*Work instructions*
Exactly reproduce the entries, dropping any pictures from your copy.

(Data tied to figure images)
══════

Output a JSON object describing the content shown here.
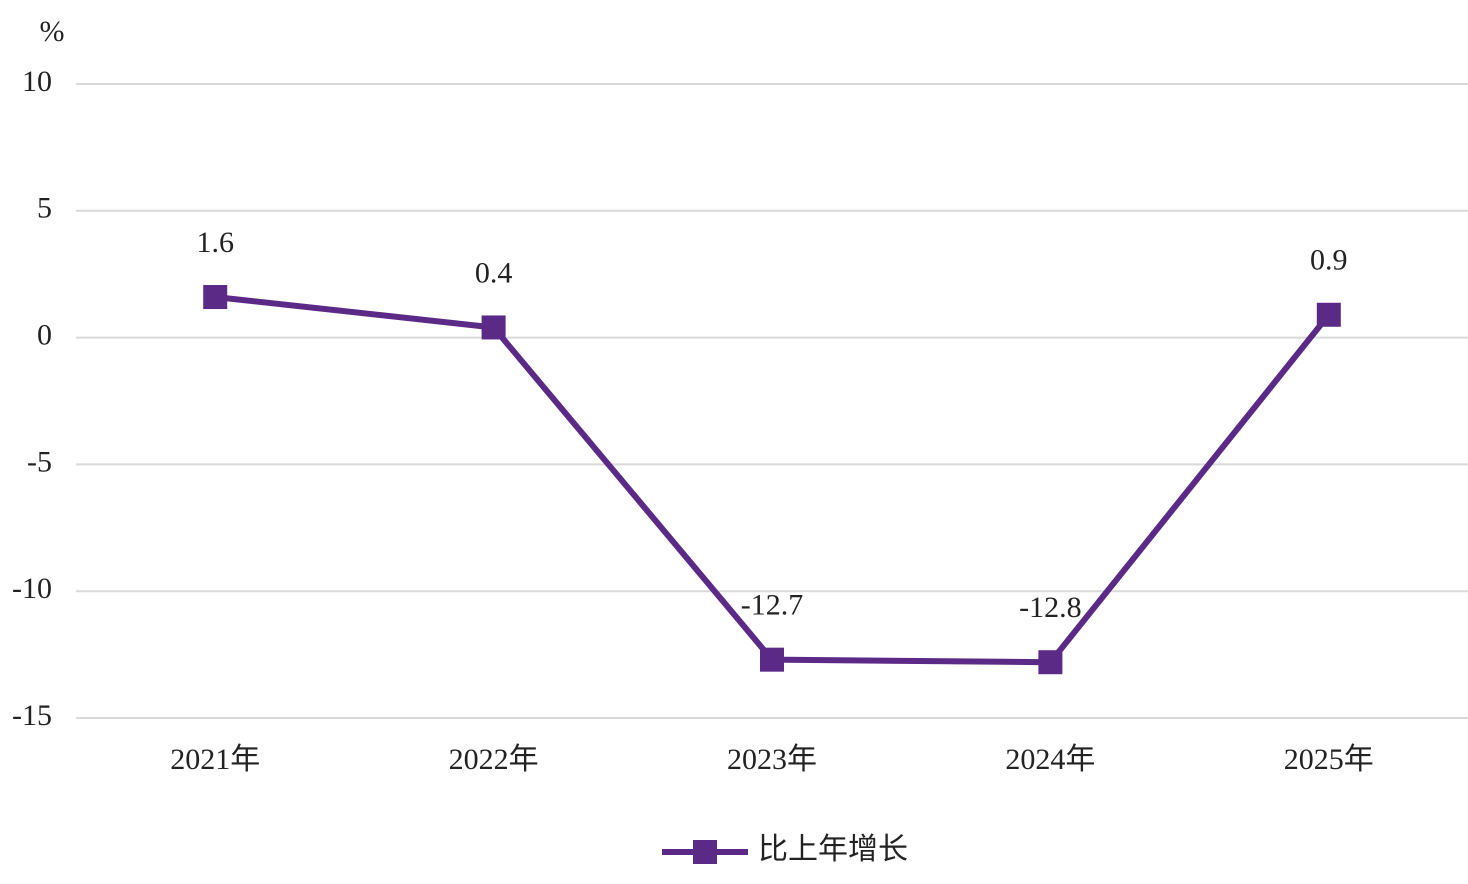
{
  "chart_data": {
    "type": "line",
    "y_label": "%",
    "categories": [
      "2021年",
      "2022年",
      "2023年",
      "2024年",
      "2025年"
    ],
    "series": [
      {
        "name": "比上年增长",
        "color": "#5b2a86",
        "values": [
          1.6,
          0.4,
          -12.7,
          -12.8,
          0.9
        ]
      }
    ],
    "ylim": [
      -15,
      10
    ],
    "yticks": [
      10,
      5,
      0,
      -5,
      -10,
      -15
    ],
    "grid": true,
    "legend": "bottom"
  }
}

══════

*Written reply*
Output a JSON object describing the content shown here.
{
  "chart_data": {
    "type": "line",
    "y_label": "%",
    "categories": [
      "2021年",
      "2022年",
      "2023年",
      "2024年",
      "2025年"
    ],
    "series": [
      {
        "name": "比上年增长",
        "color": "#5b2a86",
        "values": [
          1.6,
          0.4,
          -12.7,
          -12.8,
          0.9
        ]
      }
    ],
    "ylim": [
      -15,
      10
    ],
    "yticks": [
      10,
      5,
      0,
      -5,
      -10,
      -15
    ],
    "grid": true,
    "legend": "bottom"
  }
}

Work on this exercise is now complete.